▶ [YOUR INSTRUCTIONS] All entries below need to be written out exactly, but without their pictures.

++++ LISTING ++++

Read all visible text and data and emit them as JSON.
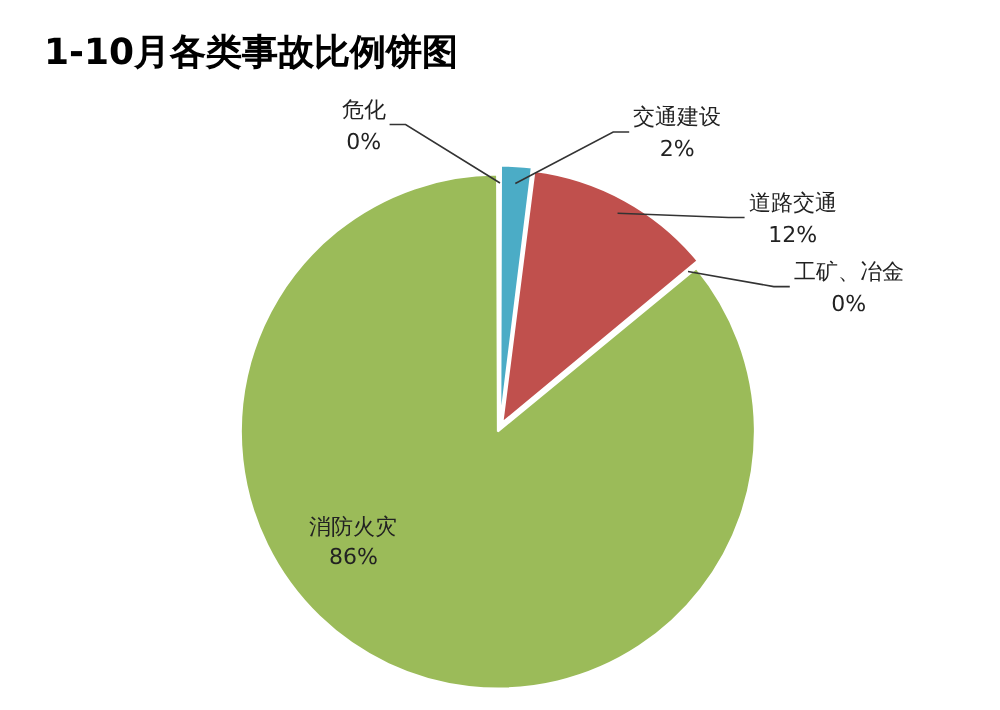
{
  "chart_data": {
    "type": "pie",
    "title": "1-10月各类事故比例饼图",
    "categories": [
      "危化",
      "交通建设",
      "道路交通",
      "工矿、冶金",
      "消防火灾"
    ],
    "values": [
      0,
      2,
      12,
      0,
      86
    ],
    "value_labels": [
      "0%",
      "2%",
      "12%",
      "0%",
      "86%"
    ],
    "colors": [
      "#8064a2",
      "#4bacc6",
      "#c0504d",
      "#f79646",
      "#9bbb59"
    ]
  }
}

++++

▶ [EXERCISE OUTPUT]
Read all visible text and data and emit them as JSON.
{
  "chart_data": {
    "type": "pie",
    "title": "1-10月各类事故比例饼图",
    "categories": [
      "危化",
      "交通建设",
      "道路交通",
      "工矿、冶金",
      "消防火灾"
    ],
    "values": [
      0,
      2,
      12,
      0,
      86
    ],
    "value_labels": [
      "0%",
      "2%",
      "12%",
      "0%",
      "86%"
    ],
    "colors": [
      "#8064a2",
      "#4bacc6",
      "#c0504d",
      "#f79646",
      "#9bbb59"
    ]
  }
}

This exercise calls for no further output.